**Work to complete:**
1) Summarize the essay excerpt on Parker's "What is Poverty?" in two sentences.
2) Echo the records word for word in the stretch from the start of the records through the line that contains "grade-level-label: Grade Level".

* Begin Reading text *

Steve Ross Expository Writing Dr. Nancy Nester Final 10/25/96
What do you consider poverty to be? Do you have a definitive
explanation of it or do you consider it an abstract circumstance? In the
article "What is Poverty?", Jo Goodwin Parker gives her ideas on what poverty is.
First given as a speech, this article is written as an attack on human emotion.
Her use of connotative language creates many harsh images of her experiences in
a life of poverty. By using these images, Parker is capable of causing the
reader to feel many emotions and forces the reader to question his or her own
stereotypes of the poor. With the use of connotative language and the ability
to arouse emotion, Parker successfully compels the reader to examine his or her
thoughts and beliefs on who the poor are.
Parker's use of connotative language causes the reader to feel many
emotions. Of these emotions, a prominent one is guilt. Parker is capable of
making the reader feel guilty for the possessions that he or she has. For
example, she uses the phrase "You say in your clean clothes coming from your
clean house, ..."(Parker 237). This causes the reader to feel guilty for having
the opportunity to be clean when we all know that she doesn't have the same.

* End Reading text *
* Begin Entries *

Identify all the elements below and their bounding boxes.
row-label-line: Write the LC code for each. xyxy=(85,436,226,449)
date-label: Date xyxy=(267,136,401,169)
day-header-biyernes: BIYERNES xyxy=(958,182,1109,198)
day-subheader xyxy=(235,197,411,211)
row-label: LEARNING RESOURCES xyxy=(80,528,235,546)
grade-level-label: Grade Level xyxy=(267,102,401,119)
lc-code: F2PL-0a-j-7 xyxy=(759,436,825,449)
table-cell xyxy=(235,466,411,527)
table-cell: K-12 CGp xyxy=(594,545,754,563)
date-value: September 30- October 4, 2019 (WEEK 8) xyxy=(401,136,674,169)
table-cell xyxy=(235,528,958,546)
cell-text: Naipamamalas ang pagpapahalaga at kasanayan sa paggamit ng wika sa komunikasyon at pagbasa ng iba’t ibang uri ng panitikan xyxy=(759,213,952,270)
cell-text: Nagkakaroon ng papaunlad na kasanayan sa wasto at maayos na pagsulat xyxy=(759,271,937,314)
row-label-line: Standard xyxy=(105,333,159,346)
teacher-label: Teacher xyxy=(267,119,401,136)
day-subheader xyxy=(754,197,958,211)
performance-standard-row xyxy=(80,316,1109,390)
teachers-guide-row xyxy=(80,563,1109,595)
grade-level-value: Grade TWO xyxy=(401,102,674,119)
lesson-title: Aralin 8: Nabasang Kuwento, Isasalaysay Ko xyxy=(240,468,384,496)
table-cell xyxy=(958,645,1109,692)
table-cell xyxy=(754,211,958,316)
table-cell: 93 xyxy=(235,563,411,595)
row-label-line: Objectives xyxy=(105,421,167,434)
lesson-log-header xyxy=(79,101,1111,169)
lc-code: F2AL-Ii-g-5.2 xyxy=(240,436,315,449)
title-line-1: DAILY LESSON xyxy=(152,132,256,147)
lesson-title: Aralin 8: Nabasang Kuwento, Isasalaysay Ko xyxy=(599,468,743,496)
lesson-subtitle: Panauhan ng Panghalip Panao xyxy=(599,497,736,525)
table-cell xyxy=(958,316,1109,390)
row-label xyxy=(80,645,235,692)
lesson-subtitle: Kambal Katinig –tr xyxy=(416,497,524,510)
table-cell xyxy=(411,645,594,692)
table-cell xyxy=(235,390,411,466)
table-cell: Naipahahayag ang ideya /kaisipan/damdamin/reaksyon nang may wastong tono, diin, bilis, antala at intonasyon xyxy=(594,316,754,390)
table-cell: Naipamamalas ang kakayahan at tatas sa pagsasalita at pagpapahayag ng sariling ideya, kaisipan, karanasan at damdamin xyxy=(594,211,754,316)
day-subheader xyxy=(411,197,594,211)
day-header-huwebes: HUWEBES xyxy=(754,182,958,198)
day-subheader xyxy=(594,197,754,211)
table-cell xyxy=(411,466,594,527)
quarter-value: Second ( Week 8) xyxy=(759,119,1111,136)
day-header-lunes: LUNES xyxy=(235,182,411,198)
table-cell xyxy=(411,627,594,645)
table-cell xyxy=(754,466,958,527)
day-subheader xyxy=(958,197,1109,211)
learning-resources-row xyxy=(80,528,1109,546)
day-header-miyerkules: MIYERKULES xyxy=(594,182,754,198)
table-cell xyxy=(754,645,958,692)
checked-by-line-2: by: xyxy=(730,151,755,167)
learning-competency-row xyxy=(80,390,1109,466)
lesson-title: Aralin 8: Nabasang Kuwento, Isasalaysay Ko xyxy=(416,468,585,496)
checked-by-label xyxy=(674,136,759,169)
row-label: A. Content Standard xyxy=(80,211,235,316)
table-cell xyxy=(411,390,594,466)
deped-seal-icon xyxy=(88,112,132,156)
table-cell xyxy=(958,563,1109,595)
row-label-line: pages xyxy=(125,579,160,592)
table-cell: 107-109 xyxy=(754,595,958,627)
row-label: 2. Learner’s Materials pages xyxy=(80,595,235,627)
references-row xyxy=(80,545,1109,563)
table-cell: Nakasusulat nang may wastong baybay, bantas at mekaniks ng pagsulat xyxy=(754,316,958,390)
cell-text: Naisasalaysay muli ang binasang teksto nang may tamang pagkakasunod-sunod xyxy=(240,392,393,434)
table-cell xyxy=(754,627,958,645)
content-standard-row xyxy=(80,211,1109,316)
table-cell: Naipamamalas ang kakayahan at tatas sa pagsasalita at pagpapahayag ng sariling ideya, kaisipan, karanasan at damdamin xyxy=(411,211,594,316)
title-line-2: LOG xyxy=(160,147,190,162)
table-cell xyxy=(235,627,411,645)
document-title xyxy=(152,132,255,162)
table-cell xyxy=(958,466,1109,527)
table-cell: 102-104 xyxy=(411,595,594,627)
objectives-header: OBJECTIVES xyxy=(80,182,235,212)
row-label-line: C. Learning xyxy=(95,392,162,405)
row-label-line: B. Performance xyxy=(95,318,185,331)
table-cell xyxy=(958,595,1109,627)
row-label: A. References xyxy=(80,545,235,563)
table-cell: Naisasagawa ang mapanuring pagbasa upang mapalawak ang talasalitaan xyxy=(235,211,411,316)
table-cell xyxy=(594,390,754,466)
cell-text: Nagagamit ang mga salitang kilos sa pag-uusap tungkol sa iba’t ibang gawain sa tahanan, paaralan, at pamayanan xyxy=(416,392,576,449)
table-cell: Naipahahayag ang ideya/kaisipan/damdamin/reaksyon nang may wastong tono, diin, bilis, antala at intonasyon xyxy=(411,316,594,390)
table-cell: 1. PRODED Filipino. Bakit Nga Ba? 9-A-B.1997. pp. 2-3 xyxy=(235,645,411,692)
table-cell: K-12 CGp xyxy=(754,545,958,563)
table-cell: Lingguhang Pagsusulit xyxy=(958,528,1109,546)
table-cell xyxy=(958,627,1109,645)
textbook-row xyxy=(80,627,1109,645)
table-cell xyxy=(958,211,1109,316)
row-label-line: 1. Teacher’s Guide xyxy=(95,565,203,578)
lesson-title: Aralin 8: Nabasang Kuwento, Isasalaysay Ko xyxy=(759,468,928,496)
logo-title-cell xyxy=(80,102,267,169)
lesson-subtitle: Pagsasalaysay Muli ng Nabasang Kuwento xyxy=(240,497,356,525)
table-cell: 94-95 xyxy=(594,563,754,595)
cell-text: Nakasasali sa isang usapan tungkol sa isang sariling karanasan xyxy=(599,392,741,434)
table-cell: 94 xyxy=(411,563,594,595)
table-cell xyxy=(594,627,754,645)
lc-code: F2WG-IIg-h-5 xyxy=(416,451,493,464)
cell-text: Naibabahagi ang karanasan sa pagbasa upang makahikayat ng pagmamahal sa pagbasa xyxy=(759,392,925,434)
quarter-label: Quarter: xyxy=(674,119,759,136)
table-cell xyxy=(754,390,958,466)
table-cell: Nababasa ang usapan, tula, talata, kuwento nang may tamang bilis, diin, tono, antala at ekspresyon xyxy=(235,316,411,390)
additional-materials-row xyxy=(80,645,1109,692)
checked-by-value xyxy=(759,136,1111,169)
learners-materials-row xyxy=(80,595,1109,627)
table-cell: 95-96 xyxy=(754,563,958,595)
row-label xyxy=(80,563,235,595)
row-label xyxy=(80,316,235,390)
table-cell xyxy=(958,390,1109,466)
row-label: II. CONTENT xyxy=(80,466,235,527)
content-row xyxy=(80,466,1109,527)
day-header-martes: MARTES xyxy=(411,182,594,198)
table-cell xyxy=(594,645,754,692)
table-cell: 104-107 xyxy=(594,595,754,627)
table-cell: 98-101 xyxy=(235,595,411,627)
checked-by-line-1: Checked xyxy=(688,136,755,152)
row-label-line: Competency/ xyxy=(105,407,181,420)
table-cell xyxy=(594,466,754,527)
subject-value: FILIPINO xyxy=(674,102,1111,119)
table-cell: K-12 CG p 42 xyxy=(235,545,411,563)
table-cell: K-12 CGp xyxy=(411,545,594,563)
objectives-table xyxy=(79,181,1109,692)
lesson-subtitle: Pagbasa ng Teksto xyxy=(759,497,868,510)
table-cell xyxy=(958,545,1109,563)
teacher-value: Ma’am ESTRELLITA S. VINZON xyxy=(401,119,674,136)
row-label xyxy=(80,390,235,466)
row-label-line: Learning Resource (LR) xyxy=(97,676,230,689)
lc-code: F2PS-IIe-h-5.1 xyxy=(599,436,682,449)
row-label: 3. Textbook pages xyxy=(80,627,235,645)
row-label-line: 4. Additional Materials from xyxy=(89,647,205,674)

* End Entries *

**Final answers:**
1) The essay argues that Jo Goodwin Parker's article "What is Poverty?", first given as a speech, uses connotative language to create harsh images of her life in poverty. Those images arouse emotions such as guilt and force readers to question their stereotypes of the poor and to examine their beliefs about who the poor are.

2)
Identify all the elements below and their bounding boxes.
row-label-line: Write the LC code for each. xyxy=(85,436,226,449)
date-label: Date xyxy=(267,136,401,169)
day-header-biyernes: BIYERNES xyxy=(958,182,1109,198)
day-subheader xyxy=(235,197,411,211)
row-label: LEARNING RESOURCES xyxy=(80,528,235,546)
grade-level-label: Grade Level xyxy=(267,102,401,119)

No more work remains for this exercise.